[Task objective]: In how many lines does the string "DÍAZ" appear? Answer with the number only.

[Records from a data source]
++++++++++

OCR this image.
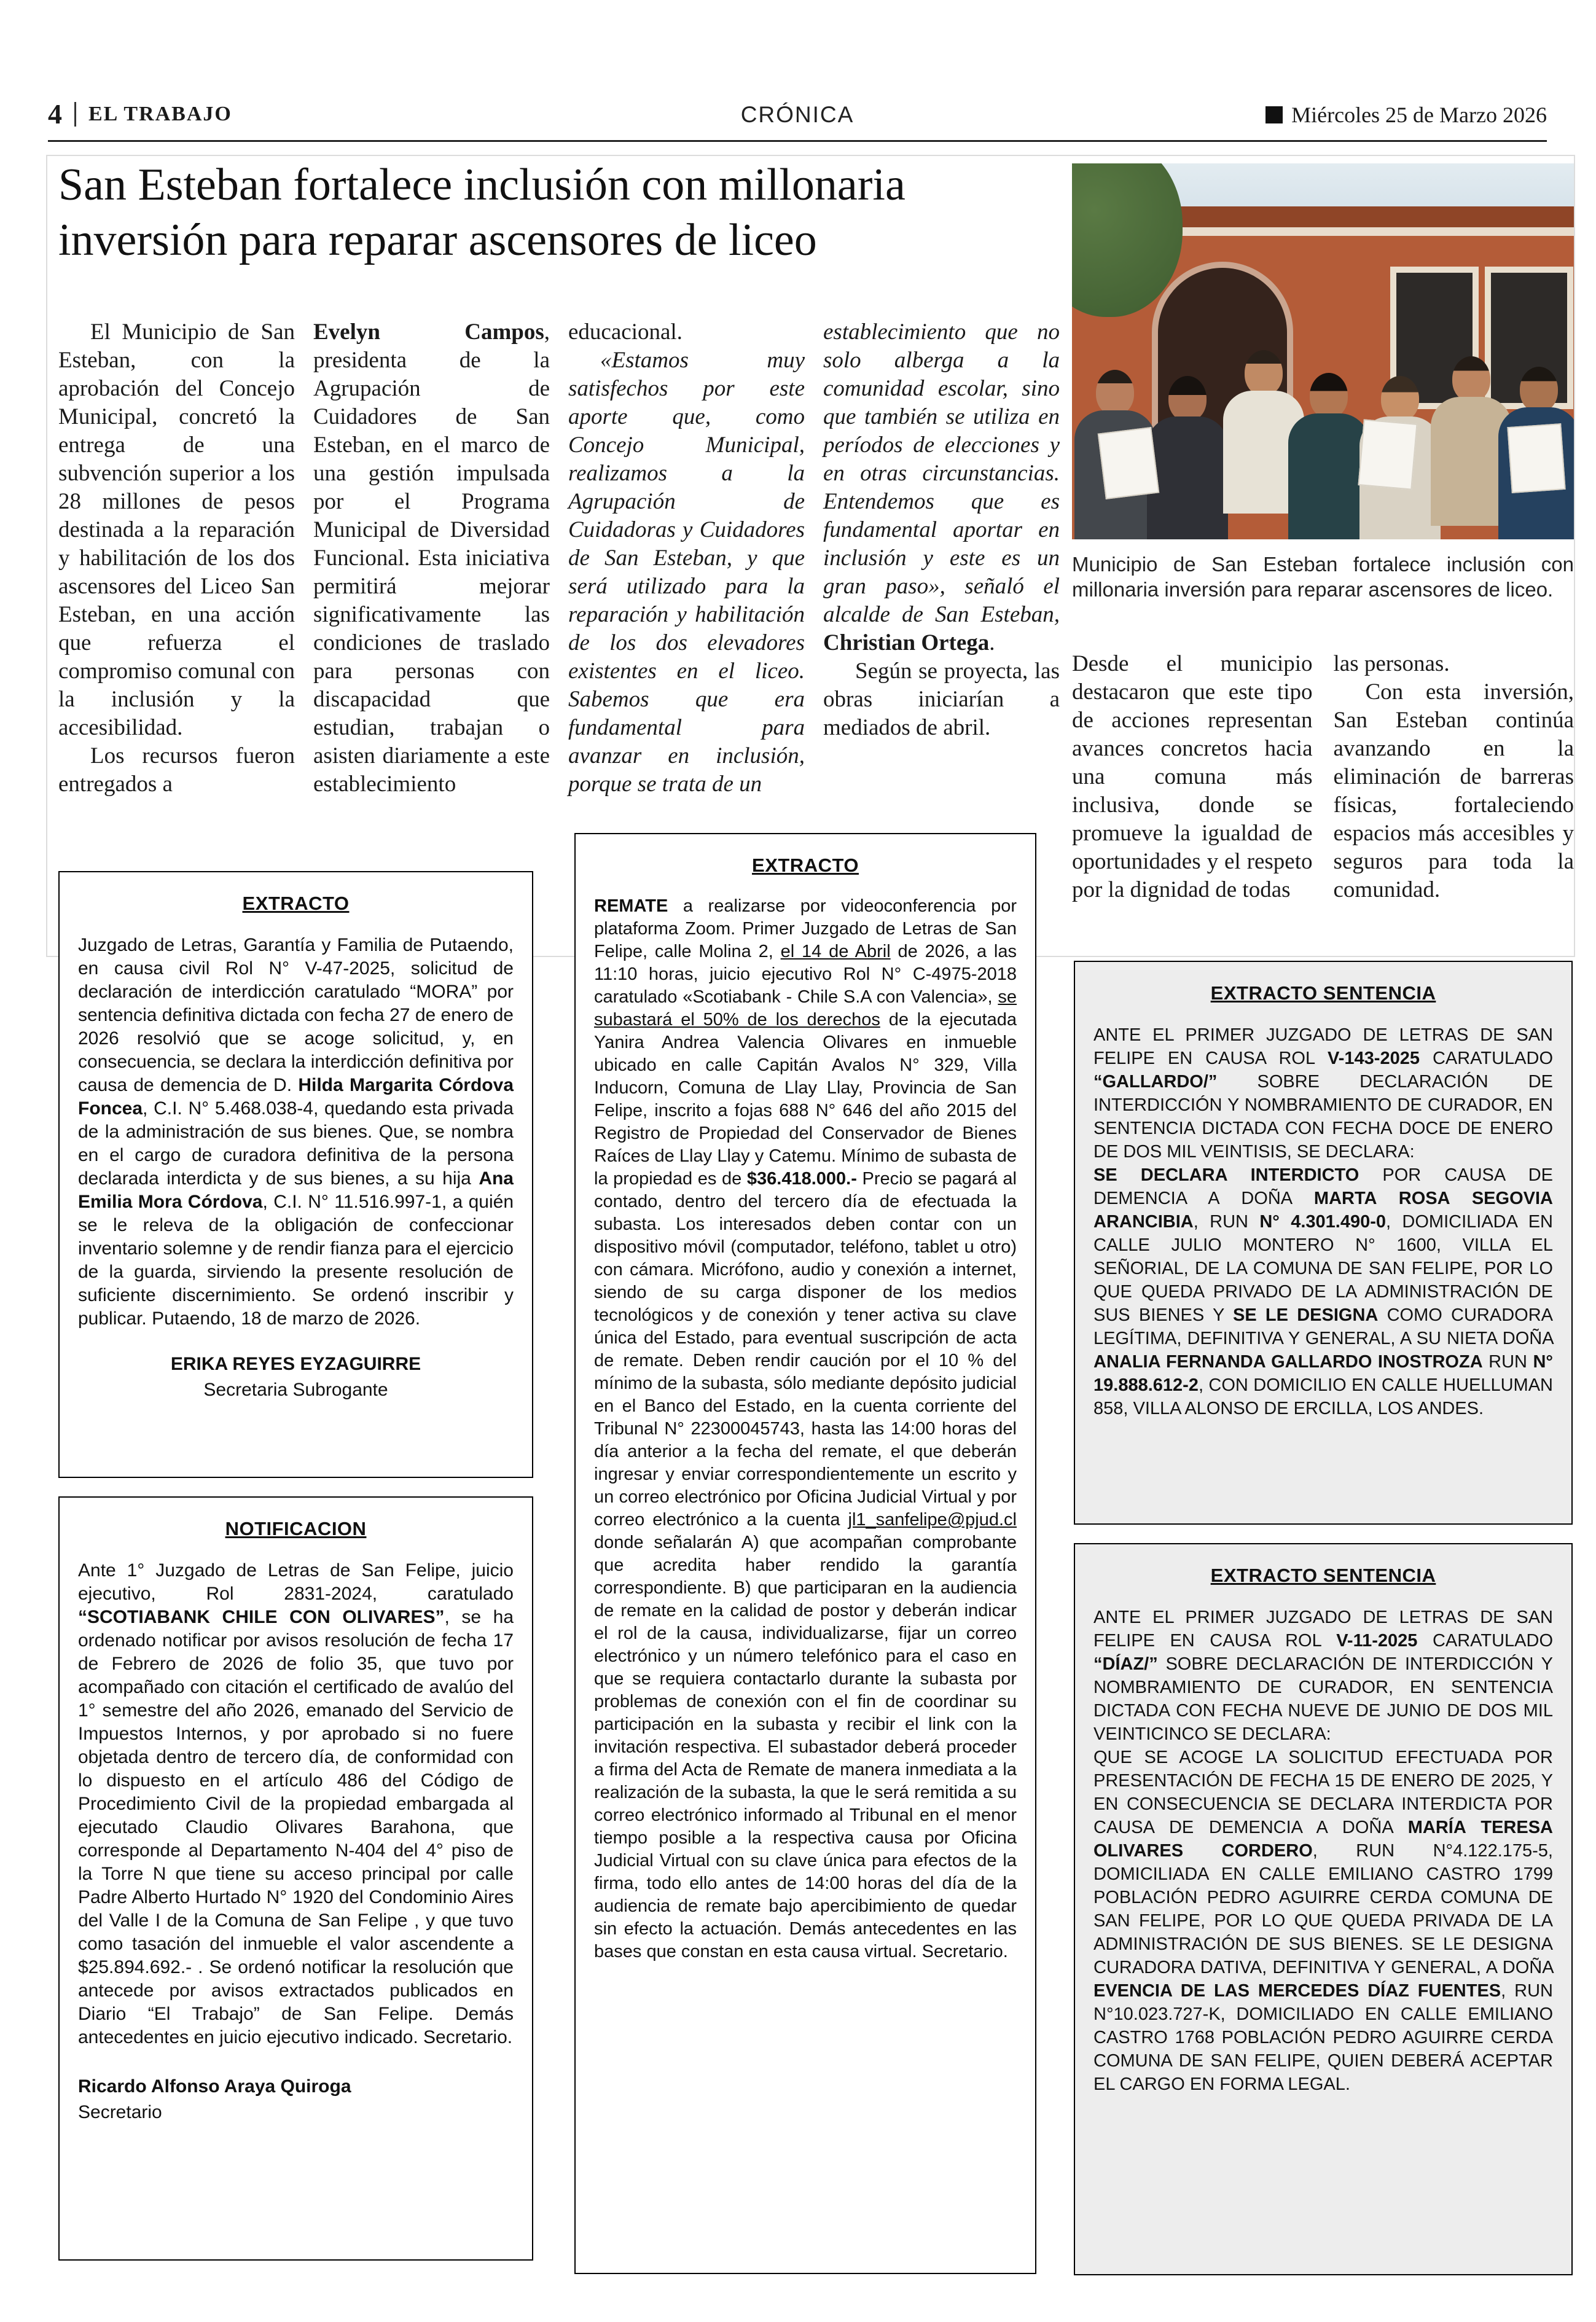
4 EL TRABAJO	CRÓNICA	Miércoles 25 de Marzo 2026
San Esteban fortalece inclusión con millonaria
inversión para reparar ascensores de liceo

El Municipio de San Esteban, con la aprobación del Concejo Municipal, concretó la entrega de una subvención superior a los 28 millones de pesos destinada a la reparación y habilitación de los dos ascensores del Liceo San Esteban, en una acción que refuerza el compromiso comunal con la inclusión y la accesibilidad.

Los recursos fueron entregados a

Evelyn Campos, presidenta de la Agrupación de Cuidadores de San Esteban, en el marco de una gestión impulsada por el Programa Municipal de Diversidad Funcional. Esta iniciativa permitirá mejorar significativamente las condiciones de traslado para personas con discapacidad que estudian, trabajan o asisten diariamente a este establecimiento

educacional.

«Estamos muy satisfechos por este aporte que, como Concejo Municipal, realizamos a la Agrupación de Cuidadoras y Cuidadores de San Esteban, y que será utilizado para la reparación y habilitación de los dos elevadores existentes en el liceo. Sabemos que era fundamental para avanzar en inclusión, porque se trata de un

establecimiento que no solo alberga a la comunidad escolar, sino que también se utiliza en períodos de elecciones y en otras circunstancias. Entendemos que es fundamental aportar en inclusión y este es un gran paso», señaló el alcalde de San Esteban, Christian Ortega.

Según se proyecta, las obras iniciarían a mediados de abril.

Municipio de San Esteban fortalece inclusión con millonaria inversión para reparar ascensores de liceo.

Desde el municipio destacaron que este tipo de acciones representan avances concretos hacia una comuna más inclusiva, donde se promueve la igualdad de oportunidades y el respeto por la dignidad de todas

las personas.

Con esta inversión, San Esteban continúa avanzando en la eliminación de barreras físicas, fortaleciendo espacios más accesibles y seguros para toda la comunidad.

EXTRACTO

Juzgado de Letras, Garantía y Familia de Putaendo, en causa civil Rol N° V-47-2025, solicitud de declaración de interdicción caratulado “MORA” por sentencia definitiva dictada con fecha 27 de enero de 2026 resolvió que se acoge solicitud, y, en consecuencia, se declara la interdicción definitiva por causa de demencia de D. Hilda Margarita Córdova Foncea, C.I. N° 5.468.038-4, quedando esta privada de la administración de sus bienes. Que, se nombra en el cargo de curadora definitiva de la persona declarada interdicta y de sus bienes, a su hija Ana Emilia Mora Córdova, C.I. N° 11.516.997-1, a quién se le releva de la obligación de confeccionar inventario solemne y de rendir fianza para el ejercicio de la guarda, sirviendo la presente resolución de suficiente discernimiento. Se ordenó inscribir y publicar. Putaendo, 18 de marzo de 2026.

ERIKA REYES EYZAGUIRRE

Secretaria Subrogante

NOTIFICACION

Ante 1° Juzgado de Letras de San Felipe, juicio ejecutivo, Rol 2831-2024, caratulado “SCOTIABANK CHILE CON OLIVARES”, se ha ordenado notificar por avisos resolución de fecha 17 de Febrero de 2026 de folio 35, que tuvo por acompañado con citación el certificado de avalúo del 1° semestre del año 2026, emanado del Servicio de Impuestos Internos, y por aprobado si no fuere objetada dentro de tercero día, de conformidad con lo dispuesto en el artículo 486 del Código de Procedimiento Civil de la propiedad embargada al ejecutado Claudio Olivares Barahona, que corresponde al Departamento N-404 del 4° piso de la Torre N que tiene su acceso principal por calle Padre Alberto Hurtado N° 1920 del Condominio Aires del Valle I de la Comuna de San Felipe , y que tuvo como tasación del inmueble el valor ascendente a $25.894.692.- . Se ordenó notificar la resolución que antecede por avisos extractados publicados en Diario “El Trabajo” de San Felipe. Demás antecedentes en juicio ejecutivo indicado. Secretario.

Ricardo Alfonso Araya Quiroga

Secretario

EXTRACTO

REMATE a realizarse por videoconferencia por plataforma Zoom. Primer Juzgado de Letras de San Felipe, calle Molina 2, el 14 de Abril de 2026, a las 11:10 horas, juicio ejecutivo Rol N° C-4975-2018 caratulado «Scotiabank - Chile S.A con Valencia», se subastará el 50% de los derechos de la ejecutada Yanira Andrea Valencia Olivares en inmueble ubicado en calle Capitán Avalos N° 329, Villa Inducorn, Comuna de Llay Llay, Provincia de San Felipe, inscrito a fojas 688 N° 646 del año 2015 del Registro de Propiedad del Conservador de Bienes Raíces de Llay Llay y Catemu. Mínimo de subasta de la propiedad es de $36.418.000.- Precio se pagará al contado, dentro del tercero día de efectuada la subasta. Los interesados deben contar con un dispositivo móvil (computador, teléfono, tablet u otro) con cámara. Micrófono, audio y conexión a internet, siendo de su carga disponer de los medios tecnológicos y de conexión y tener activa su clave única del Estado, para eventual suscripción de acta de remate. Deben rendir caución por el 10 % del mínimo de la subasta, sólo mediante depósito judicial en el Banco del Estado, en la cuenta corriente del Tribunal N° 22300045743, hasta las 14:00 horas del día anterior a la fecha del remate, el que deberán ingresar y enviar correspondientemente un escrito y un correo electrónico por Oficina Judicial Virtual y por correo electrónico a la cuenta jl1_sanfelipe@pjud.cl donde señalarán A) que acompañan comprobante que acredita haber rendido la garantía correspondiente. B) que participaran en la audiencia de remate en la calidad de postor y deberán indicar el rol de la causa, individualizarse, fijar un correo electrónico y un número telefónico para el caso en que se requiera contactarlo durante la subasta por problemas de conexión con el fin de coordinar su participación en la subasta y recibir el link con la invitación respectiva. El subastador deberá proceder a firma del Acta de Remate de manera inmediata a la realización de la subasta, la que le será remitida a su correo electrónico informado al Tribunal en el menor tiempo posible a la respectiva causa por Oficina Judicial Virtual con su clave única para efectos de la firma, todo ello antes de 14:00 horas del día de la audiencia de remate bajo apercibimiento de quedar sin efecto la actuación. Demás antecedentes en las bases que constan en esta causa virtual. Secretario.

EXTRACTO SENTENCIA

ANTE EL PRIMER JUZGADO DE LETRAS DE SAN FELIPE EN CAUSA ROL V-143-2025 CARATULADO “GALLARDO/” SOBRE DECLARACIÓN DE INTERDICCIÓN Y NOMBRAMIENTO DE CURADOR, EN SENTENCIA DICTADA CON FECHA DOCE DE ENERO DE DOS MIL VEINTISIS, SE DECLARA:

SE DECLARA INTERDICTO POR CAUSA DE DEMENCIA A DOÑA MARTA ROSA SEGOVIA ARANCIBIA, RUN N° 4.301.490-0, DOMICILIADA EN CALLE JULIO MONTERO N° 1600, VILLA EL SEÑORIAL, DE LA COMUNA DE SAN FELIPE, POR LO QUE QUEDA PRIVADO DE LA ADMINISTRACIÓN DE SUS BIENES Y SE LE DESIGNA COMO CURADORA LEGÍTIMA, DEFINITIVA Y GENERAL, A SU NIETA DOÑA ANALIA FERNANDA GALLARDO INOSTROZA RUN N° 19.888.612-2, CON DOMICILIO EN CALLE HUELLUMAN 858, VILLA ALONSO DE ERCILLA, LOS ANDES.

EXTRACTO SENTENCIA

ANTE EL PRIMER JUZGADO DE LETRAS DE SAN FELIPE EN CAUSA ROL V-11-2025 CARATULADO “DÍAZ/” SOBRE DECLARACIÓN DE INTERDICCIÓN Y NOMBRAMIENTO DE CURADOR, EN SENTENCIA DICTADA CON FECHA NUEVE DE JUNIO DE DOS MIL VEINTICINCO SE DECLARA:

QUE SE ACOGE LA SOLICITUD EFECTUADA POR PRESENTACIÓN DE FECHA 15 DE ENERO DE 2025, Y EN CONSECUENCIA SE DECLARA INTERDICTA POR CAUSA DE DEMENCIA A DOÑA MARÍA TERESA OLIVARES CORDERO, RUN N°4.122.175-5, DOMICILIADA EN CALLE EMILIANO CASTRO 1799 POBLACIÓN PEDRO AGUIRRE CERDA COMUNA DE SAN FELIPE, POR LO QUE QUEDA PRIVADA DE LA ADMINISTRACIÓN DE SUS BIENES. SE LE DESIGNA CURADORA DATIVA, DEFINITIVA Y GENERAL, A DOÑA EVENCIA DE LAS MERCEDES DÍAZ FUENTES, RUN N°10.023.727-K, DOMICILIADO EN CALLE EMILIANO CASTRO 1768 POBLACIÓN PEDRO AGUIRRE CERDA COMUNA DE SAN FELIPE, QUIEN DEBERÁ ACEPTAR EL CARGO EN FORMA LEGAL.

++++++++++

[Correct answer]: 2